### Work to do
Write out each entry, exactly the way it appears.

*** Provided material ***

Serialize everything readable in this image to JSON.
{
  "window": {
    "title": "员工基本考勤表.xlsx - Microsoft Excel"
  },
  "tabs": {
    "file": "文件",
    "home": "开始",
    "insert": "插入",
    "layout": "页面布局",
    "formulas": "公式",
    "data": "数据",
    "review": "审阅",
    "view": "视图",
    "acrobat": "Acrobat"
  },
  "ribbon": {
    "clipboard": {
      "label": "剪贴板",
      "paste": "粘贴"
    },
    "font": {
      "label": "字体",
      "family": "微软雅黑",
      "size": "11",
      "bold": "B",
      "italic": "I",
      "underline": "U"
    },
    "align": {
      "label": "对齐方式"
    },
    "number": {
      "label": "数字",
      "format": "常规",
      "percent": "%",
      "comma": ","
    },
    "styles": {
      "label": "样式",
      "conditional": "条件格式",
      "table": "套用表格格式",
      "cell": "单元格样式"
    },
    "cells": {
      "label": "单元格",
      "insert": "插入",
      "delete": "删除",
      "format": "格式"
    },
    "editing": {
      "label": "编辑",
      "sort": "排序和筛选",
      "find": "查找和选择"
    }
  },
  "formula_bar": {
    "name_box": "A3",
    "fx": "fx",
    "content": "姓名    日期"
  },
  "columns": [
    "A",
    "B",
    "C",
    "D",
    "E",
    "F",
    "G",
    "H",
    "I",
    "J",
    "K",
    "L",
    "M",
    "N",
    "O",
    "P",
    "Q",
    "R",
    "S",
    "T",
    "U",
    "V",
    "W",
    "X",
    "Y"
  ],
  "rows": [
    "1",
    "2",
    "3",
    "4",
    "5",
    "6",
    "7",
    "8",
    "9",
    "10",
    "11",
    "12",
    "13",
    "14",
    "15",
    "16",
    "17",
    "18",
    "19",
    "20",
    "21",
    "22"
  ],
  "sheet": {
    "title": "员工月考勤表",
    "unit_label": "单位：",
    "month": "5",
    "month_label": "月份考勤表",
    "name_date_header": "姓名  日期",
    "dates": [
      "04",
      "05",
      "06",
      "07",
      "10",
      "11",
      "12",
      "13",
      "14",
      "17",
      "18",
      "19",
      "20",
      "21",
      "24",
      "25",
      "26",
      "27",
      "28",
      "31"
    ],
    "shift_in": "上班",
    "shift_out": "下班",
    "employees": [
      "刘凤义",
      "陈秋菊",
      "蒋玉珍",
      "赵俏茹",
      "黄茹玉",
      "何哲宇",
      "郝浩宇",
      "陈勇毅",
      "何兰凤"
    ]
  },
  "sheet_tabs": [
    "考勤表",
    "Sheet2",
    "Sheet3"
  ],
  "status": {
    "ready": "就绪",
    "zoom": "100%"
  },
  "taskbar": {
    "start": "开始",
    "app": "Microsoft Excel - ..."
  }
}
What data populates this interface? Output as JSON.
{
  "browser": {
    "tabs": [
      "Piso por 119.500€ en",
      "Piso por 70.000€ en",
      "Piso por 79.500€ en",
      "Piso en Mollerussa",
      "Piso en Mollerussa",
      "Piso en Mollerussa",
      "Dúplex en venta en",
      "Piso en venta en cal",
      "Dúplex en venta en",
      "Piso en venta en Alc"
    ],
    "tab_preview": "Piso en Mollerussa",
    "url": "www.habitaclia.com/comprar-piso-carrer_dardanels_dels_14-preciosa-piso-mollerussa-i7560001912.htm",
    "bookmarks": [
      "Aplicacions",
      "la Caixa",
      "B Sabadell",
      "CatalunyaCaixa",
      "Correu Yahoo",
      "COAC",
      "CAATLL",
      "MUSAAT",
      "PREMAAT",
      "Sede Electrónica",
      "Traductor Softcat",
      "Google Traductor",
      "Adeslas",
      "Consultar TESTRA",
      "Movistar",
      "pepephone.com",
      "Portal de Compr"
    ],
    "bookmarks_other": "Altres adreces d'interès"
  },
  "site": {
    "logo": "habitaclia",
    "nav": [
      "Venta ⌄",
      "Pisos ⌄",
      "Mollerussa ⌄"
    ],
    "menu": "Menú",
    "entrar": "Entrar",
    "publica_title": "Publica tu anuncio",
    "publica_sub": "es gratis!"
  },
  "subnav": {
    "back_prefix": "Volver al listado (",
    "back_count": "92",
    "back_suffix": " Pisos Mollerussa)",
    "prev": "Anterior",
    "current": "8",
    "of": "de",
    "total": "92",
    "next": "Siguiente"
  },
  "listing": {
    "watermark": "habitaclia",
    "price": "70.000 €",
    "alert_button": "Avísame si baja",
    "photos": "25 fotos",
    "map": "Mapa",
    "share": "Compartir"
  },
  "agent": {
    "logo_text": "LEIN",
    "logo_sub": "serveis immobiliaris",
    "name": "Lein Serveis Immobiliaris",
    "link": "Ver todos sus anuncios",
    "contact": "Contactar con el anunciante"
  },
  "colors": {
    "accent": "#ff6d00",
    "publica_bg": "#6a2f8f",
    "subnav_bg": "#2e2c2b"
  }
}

***

### Result
Serialize everything readable in this image to JSON.
{
  "window": {
    "title": "员工基本考勤表.xlsx - Microsoft Excel"
  },
  "tabs": {
    "file": "文件",
    "home": "开始",
    "insert": "插入",
    "layout": "页面布局",
    "formulas": "公式",
    "data": "数据",
    "review": "审阅",
    "view": "视图",
    "acrobat": "Acrobat"
  },
  "ribbon": {
    "clipboard": {
      "label": "剪贴板",
      "paste": "粘贴"
    },
    "font": {
      "label": "字体",
      "family": "微软雅黑",
      "size": "11",
      "bold": "B",
      "italic": "I",
      "underline": "U"
    },
    "align": {
      "label": "对齐方式"
    },
    "number": {
      "label": "数字",
      "format": "常规",
      "percent": "%",
      "comma": ","
    },
    "styles": {
      "label": "样式",
      "conditional": "条件格式",
      "table": "套用表格格式",
      "cell": "单元格样式"
    },
    "cells": {
      "label": "单元格",
      "insert": "插入",
      "delete": "删除",
      "format": "格式"
    },
    "editing": {
      "label": "编辑",
      "sort": "排序和筛选",
      "find": "查找和选择"
    }
  },
  "formula_bar": {
    "name_box": "A3",
    "fx": "fx",
    "content": "姓名    日期"
  },
  "columns": [
    "A",
    "B",
    "C",
    "D",
    "E",
    "F",
    "G",
    "H",
    "I",
    "J",
    "K",
    "L",
    "M",
    "N",
    "O",
    "P",
    "Q",
    "R",
    "S",
    "T",
    "U",
    "V",
    "W",
    "X",
    "Y"
  ],
  "rows": [
    "1",
    "2",
    "3",
    "4",
    "5",
    "6",
    "7",
    "8",
    "9",
    "10",
    "11",
    "12",
    "13",
    "14",
    "15",
    "16",
    "17",
    "18",
    "19",
    "20",
    "21",
    "22"
  ],
  "sheet": {
    "title": "员工月考勤表",
    "unit_label": "单位：",
    "month": "5",
    "month_label": "月份考勤表",
    "name_date_header": "姓名  日期",
    "dates": [
      "04",
      "05",
      "06",
      "07",
      "10",
      "11",
      "12",
      "13",
      "14",
      "17",
      "18",
      "19",
      "20",
      "21",
      "24",
      "25",
      "26",
      "27",
      "28",
      "31"
    ],
    "shift_in": "上班",
    "shift_out": "下班",
    "employees": [
      "刘凤义",
      "陈秋菊",
      "蒋玉珍",
      "赵俏茹",
      "黄茹玉",
      "何哲宇",
      "郝浩宇",
      "陈勇毅",
      "何兰凤"
    ]
  },
  "sheet_tabs": [
    "考勤表",
    "Sheet2",
    "Sheet3"
  ],
  "status": {
    "ready": "就绪",
    "zoom": "100%"
  },
  "taskbar": {
    "start": "开始",
    "app": "Microsoft Excel - ..."
  }
}
What data populates this interface? Output as JSON.
{
  "browser": {
    "tabs": [
      "Piso por 119.500€ en",
      "Piso por 70.000€ en",
      "Piso por 79.500€ en",
      "Piso en Mollerussa",
      "Piso en Mollerussa",
      "Piso en Mollerussa",
      "Dúplex en venta en",
      "Piso en venta en cal",
      "Dúplex en venta en",
      "Piso en venta en Alc"
    ],
    "tab_preview": "Piso en Mollerussa",
    "url": "www.habitaclia.com/comprar-piso-carrer_dardanels_dels_14-preciosa-piso-mollerussa-i7560001912.htm",
    "bookmarks": [
      "Aplicacions",
      "la Caixa",
      "B Sabadell",
      "CatalunyaCaixa",
      "Correu Yahoo",
      "COAC",
      "CAATLL",
      "MUSAAT",
      "PREMAAT",
      "Sede Electrónica",
      "Traductor Softcat",
      "Google Traductor",
      "Adeslas",
      "Consultar TESTRA",
      "Movistar",
      "pepephone.com",
      "Portal de Compr"
    ],
    "bookmarks_other": "Altres adreces d'interès"
  },
  "site": {
    "logo": "habitaclia",
    "nav": [
      "Venta ⌄",
      "Pisos ⌄",
      "Mollerussa ⌄"
    ],
    "menu": "Menú",
    "entrar": "Entrar",
    "publica_title": "Publica tu anuncio",
    "publica_sub": "es gratis!"
  },
  "subnav": {
    "back_prefix": "Volver al listado (",
    "back_count": "92",
    "back_suffix": " Pisos Mollerussa)",
    "prev": "Anterior",
    "current": "8",
    "of": "de",
    "total": "92",
    "next": "Siguiente"
  },
  "listing": {
    "watermark": "habitaclia",
    "price": "70.000 €",
    "alert_button": "Avísame si baja",
    "photos": "25 fotos",
    "map": "Mapa",
    "share": "Compartir"
  },
  "agent": {
    "logo_text": "LEIN",
    "logo_sub": "serveis immobiliaris",
    "name": "Lein Serveis Immobiliaris",
    "link": "Ver todos sus anuncios",
    "contact": "Contactar con el anunciante"
  },
  "colors": {
    "accent": "#ff6d00",
    "publica_bg": "#6a2f8f",
    "subnav_bg": "#2e2c2b"
  }
}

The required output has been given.